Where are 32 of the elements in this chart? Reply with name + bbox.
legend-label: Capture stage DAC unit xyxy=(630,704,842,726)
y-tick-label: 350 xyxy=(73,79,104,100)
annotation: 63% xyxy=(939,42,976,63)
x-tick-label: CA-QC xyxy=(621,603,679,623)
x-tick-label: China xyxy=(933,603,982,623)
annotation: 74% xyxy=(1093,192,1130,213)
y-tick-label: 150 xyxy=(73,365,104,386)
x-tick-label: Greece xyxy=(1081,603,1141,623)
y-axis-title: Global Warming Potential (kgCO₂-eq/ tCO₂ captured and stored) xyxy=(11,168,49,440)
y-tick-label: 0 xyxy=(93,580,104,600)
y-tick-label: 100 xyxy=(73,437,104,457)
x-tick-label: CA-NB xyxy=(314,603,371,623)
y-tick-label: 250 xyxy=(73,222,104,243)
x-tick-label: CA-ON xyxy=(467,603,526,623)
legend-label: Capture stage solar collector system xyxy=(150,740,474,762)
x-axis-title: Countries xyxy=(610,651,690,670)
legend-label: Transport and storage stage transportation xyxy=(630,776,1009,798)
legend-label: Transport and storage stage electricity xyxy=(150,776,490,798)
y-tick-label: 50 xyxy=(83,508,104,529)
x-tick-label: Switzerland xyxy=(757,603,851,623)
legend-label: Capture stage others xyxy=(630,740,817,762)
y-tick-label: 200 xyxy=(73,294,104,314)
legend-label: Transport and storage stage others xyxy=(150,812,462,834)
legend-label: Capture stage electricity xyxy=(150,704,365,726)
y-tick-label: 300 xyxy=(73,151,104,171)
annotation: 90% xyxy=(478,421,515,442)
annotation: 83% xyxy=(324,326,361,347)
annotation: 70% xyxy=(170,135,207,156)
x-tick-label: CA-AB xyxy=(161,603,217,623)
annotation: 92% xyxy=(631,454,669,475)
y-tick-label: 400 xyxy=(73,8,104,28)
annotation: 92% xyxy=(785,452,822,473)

++++++

Reproduce the items above with every occurrence of "Transport and storage stage" changed to "Transport and storage phase", leaving everything else as it stands.

Where are 32 of the elements in this chart? Reply with name + bbox.
legend-label: Capture stage DAC unit xyxy=(630,704,842,726)
y-tick-label: 350 xyxy=(73,79,104,100)
annotation: 63% xyxy=(939,42,976,63)
x-tick-label: CA-QC xyxy=(621,603,679,623)
x-tick-label: China xyxy=(933,603,982,623)
annotation: 74% xyxy=(1093,192,1130,213)
y-tick-label: 150 xyxy=(73,365,104,386)
x-tick-label: Greece xyxy=(1081,603,1141,623)
y-axis-title: Global Warming Potential (kgCO₂-eq/ tCO₂ captured and stored) xyxy=(11,168,49,440)
y-tick-label: 0 xyxy=(93,580,104,600)
y-tick-label: 100 xyxy=(73,437,104,457)
x-tick-label: CA-NB xyxy=(314,603,371,623)
y-tick-label: 250 xyxy=(73,222,104,243)
x-tick-label: CA-ON xyxy=(467,603,526,623)
legend-label: Capture stage solar collector system xyxy=(150,740,474,762)
x-axis-title: Countries xyxy=(610,651,690,670)
legend-label: Transport and storage phase transportation xyxy=(630,776,1009,798)
legend-label: Transport and storage phase electricity xyxy=(150,776,490,798)
y-tick-label: 50 xyxy=(83,508,104,529)
x-tick-label: Switzerland xyxy=(757,603,851,623)
legend-label: Capture stage others xyxy=(630,740,817,762)
y-tick-label: 200 xyxy=(73,294,104,314)
legend-label: Transport and storage phase others xyxy=(150,812,462,834)
legend-label: Capture stage electricity xyxy=(150,704,365,726)
y-tick-label: 300 xyxy=(73,151,104,171)
annotation: 90% xyxy=(478,421,515,442)
annotation: 83% xyxy=(324,326,361,347)
annotation: 70% xyxy=(170,135,207,156)
x-tick-label: CA-AB xyxy=(161,603,217,623)
annotation: 92% xyxy=(631,454,669,475)
y-tick-label: 400 xyxy=(73,8,104,28)
annotation: 92% xyxy=(785,452,822,473)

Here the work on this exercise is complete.